» Your instructions
Copy all records verbatim.

» Material provided

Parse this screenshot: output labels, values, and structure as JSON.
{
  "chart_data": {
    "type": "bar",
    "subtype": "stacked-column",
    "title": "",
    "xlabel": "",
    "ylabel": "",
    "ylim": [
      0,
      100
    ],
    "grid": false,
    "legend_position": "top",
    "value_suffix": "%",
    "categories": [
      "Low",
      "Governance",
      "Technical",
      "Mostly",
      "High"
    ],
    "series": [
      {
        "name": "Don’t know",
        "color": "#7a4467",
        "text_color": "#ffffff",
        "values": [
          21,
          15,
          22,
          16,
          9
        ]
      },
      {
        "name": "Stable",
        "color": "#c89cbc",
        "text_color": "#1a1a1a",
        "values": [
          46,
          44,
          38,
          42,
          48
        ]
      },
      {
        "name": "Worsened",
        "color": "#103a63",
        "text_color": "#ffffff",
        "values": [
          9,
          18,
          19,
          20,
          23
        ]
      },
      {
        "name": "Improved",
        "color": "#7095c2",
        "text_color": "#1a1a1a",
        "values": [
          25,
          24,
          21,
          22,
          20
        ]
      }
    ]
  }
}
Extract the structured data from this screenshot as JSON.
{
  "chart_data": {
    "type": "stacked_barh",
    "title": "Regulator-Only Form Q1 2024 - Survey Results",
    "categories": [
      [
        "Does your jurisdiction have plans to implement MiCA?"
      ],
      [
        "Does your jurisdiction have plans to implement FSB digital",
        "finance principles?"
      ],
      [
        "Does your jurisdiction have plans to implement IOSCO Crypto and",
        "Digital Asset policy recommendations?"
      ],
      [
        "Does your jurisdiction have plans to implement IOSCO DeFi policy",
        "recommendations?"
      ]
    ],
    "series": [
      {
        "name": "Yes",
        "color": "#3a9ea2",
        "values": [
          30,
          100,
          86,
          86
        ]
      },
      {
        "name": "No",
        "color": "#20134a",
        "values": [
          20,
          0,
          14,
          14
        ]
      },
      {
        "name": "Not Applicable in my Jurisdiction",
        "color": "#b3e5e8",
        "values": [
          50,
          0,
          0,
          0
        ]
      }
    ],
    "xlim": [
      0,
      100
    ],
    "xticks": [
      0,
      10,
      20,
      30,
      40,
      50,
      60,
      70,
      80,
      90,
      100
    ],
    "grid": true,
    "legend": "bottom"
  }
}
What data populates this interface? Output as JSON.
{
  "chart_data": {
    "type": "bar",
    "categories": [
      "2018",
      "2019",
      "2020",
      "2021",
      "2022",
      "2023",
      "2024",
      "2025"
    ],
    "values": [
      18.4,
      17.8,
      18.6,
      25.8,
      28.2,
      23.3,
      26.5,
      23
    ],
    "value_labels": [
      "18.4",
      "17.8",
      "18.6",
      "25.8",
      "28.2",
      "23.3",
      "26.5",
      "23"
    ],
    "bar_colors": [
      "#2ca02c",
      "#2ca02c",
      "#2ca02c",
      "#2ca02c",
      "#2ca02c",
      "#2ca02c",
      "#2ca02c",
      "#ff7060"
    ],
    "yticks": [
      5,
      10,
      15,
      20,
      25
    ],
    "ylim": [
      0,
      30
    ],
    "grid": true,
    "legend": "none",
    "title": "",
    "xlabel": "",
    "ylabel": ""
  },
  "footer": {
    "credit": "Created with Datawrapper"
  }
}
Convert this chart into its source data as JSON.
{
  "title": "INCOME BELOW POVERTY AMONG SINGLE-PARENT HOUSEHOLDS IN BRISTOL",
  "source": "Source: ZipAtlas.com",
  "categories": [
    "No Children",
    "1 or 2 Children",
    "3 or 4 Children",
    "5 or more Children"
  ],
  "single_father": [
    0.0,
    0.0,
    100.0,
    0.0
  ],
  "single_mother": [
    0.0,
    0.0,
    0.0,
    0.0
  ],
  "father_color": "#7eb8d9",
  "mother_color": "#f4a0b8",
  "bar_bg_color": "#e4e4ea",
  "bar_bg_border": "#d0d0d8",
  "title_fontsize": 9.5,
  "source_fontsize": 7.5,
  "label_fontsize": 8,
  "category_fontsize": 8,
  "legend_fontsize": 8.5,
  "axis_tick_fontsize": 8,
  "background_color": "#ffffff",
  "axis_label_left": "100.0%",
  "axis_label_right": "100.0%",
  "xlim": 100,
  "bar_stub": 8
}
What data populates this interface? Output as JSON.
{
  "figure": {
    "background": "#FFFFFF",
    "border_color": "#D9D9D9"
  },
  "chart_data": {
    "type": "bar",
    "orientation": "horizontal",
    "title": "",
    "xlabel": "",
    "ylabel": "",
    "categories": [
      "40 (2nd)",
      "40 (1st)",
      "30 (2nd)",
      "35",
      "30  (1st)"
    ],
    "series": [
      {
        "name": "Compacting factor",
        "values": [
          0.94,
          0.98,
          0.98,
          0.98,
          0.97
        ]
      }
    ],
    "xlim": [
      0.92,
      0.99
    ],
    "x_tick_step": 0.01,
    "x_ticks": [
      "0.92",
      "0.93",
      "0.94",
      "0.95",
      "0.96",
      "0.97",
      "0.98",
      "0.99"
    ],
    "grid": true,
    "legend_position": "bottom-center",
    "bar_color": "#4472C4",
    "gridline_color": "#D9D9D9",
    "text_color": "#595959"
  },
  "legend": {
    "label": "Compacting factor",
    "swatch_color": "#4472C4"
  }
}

» Exercise result
Parse this screenshot: output labels, values, and structure as JSON.
{
  "chart_data": {
    "type": "bar",
    "subtype": "stacked-column",
    "title": "",
    "xlabel": "",
    "ylabel": "",
    "ylim": [
      0,
      100
    ],
    "grid": false,
    "legend_position": "top",
    "value_suffix": "%",
    "categories": [
      "Low",
      "Governance",
      "Technical",
      "Mostly",
      "High"
    ],
    "series": [
      {
        "name": "Don’t know",
        "color": "#7a4467",
        "text_color": "#ffffff",
        "values": [
          21,
          15,
          22,
          16,
          9
        ]
      },
      {
        "name": "Stable",
        "color": "#c89cbc",
        "text_color": "#1a1a1a",
        "values": [
          46,
          44,
          38,
          42,
          48
        ]
      },
      {
        "name": "Worsened",
        "color": "#103a63",
        "text_color": "#ffffff",
        "values": [
          9,
          18,
          19,
          20,
          23
        ]
      },
      {
        "name": "Improved",
        "color": "#7095c2",
        "text_color": "#1a1a1a",
        "values": [
          25,
          24,
          21,
          22,
          20
        ]
      }
    ]
  }
}
Extract the structured data from this screenshot as JSON.
{
  "chart_data": {
    "type": "stacked_barh",
    "title": "Regulator-Only Form Q1 2024 - Survey Results",
    "categories": [
      [
        "Does your jurisdiction have plans to implement MiCA?"
      ],
      [
        "Does your jurisdiction have plans to implement FSB digital",
        "finance principles?"
      ],
      [
        "Does your jurisdiction have plans to implement IOSCO Crypto and",
        "Digital Asset policy recommendations?"
      ],
      [
        "Does your jurisdiction have plans to implement IOSCO DeFi policy",
        "recommendations?"
      ]
    ],
    "series": [
      {
        "name": "Yes",
        "color": "#3a9ea2",
        "values": [
          30,
          100,
          86,
          86
        ]
      },
      {
        "name": "No",
        "color": "#20134a",
        "values": [
          20,
          0,
          14,
          14
        ]
      },
      {
        "name": "Not Applicable in my Jurisdiction",
        "color": "#b3e5e8",
        "values": [
          50,
          0,
          0,
          0
        ]
      }
    ],
    "xlim": [
      0,
      100
    ],
    "xticks": [
      0,
      10,
      20,
      30,
      40,
      50,
      60,
      70,
      80,
      90,
      100
    ],
    "grid": true,
    "legend": "bottom"
  }
}
What data populates this interface? Output as JSON.
{
  "chart_data": {
    "type": "bar",
    "categories": [
      "2018",
      "2019",
      "2020",
      "2021",
      "2022",
      "2023",
      "2024",
      "2025"
    ],
    "values": [
      18.4,
      17.8,
      18.6,
      25.8,
      28.2,
      23.3,
      26.5,
      23
    ],
    "value_labels": [
      "18.4",
      "17.8",
      "18.6",
      "25.8",
      "28.2",
      "23.3",
      "26.5",
      "23"
    ],
    "bar_colors": [
      "#2ca02c",
      "#2ca02c",
      "#2ca02c",
      "#2ca02c",
      "#2ca02c",
      "#2ca02c",
      "#2ca02c",
      "#ff7060"
    ],
    "yticks": [
      5,
      10,
      15,
      20,
      25
    ],
    "ylim": [
      0,
      30
    ],
    "grid": true,
    "legend": "none",
    "title": "",
    "xlabel": "",
    "ylabel": ""
  },
  "footer": {
    "credit": "Created with Datawrapper"
  }
}
Convert this chart into its source data as JSON.
{
  "title": "INCOME BELOW POVERTY AMONG SINGLE-PARENT HOUSEHOLDS IN BRISTOL",
  "source": "Source: ZipAtlas.com",
  "categories": [
    "No Children",
    "1 or 2 Children",
    "3 or 4 Children",
    "5 or more Children"
  ],
  "single_father": [
    0.0,
    0.0,
    100.0,
    0.0
  ],
  "single_mother": [
    0.0,
    0.0,
    0.0,
    0.0
  ],
  "father_color": "#7eb8d9",
  "mother_color": "#f4a0b8",
  "bar_bg_color": "#e4e4ea",
  "bar_bg_border": "#d0d0d8",
  "title_fontsize": 9.5,
  "source_fontsize": 7.5,
  "label_fontsize": 8,
  "category_fontsize": 8,
  "legend_fontsize": 8.5,
  "axis_tick_fontsize": 8,
  "background_color": "#ffffff",
  "axis_label_left": "100.0%",
  "axis_label_right": "100.0%",
  "xlim": 100,
  "bar_stub": 8
}
What data populates this interface? Output as JSON.
{
  "figure": {
    "background": "#FFFFFF",
    "border_color": "#D9D9D9"
  },
  "chart_data": {
    "type": "bar",
    "orientation": "horizontal",
    "title": "",
    "xlabel": "",
    "ylabel": "",
    "categories": [
      "40 (2nd)",
      "40 (1st)",
      "30 (2nd)",
      "35",
      "30  (1st)"
    ],
    "series": [
      {
        "name": "Compacting factor",
        "values": [
          0.94,
          0.98,
          0.98,
          0.98,
          0.97
        ]
      }
    ],
    "xlim": [
      0.92,
      0.99
    ],
    "x_tick_step": 0.01,
    "x_ticks": [
      "0.92",
      "0.93",
      "0.94",
      "0.95",
      "0.96",
      "0.97",
      "0.98",
      "0.99"
    ],
    "grid": true,
    "legend_position": "bottom-center",
    "bar_color": "#4472C4",
    "gridline_color": "#D9D9D9",
    "text_color": "#595959"
  },
  "legend": {
    "label": "Compacting factor",
    "swatch_color": "#4472C4"
  }
}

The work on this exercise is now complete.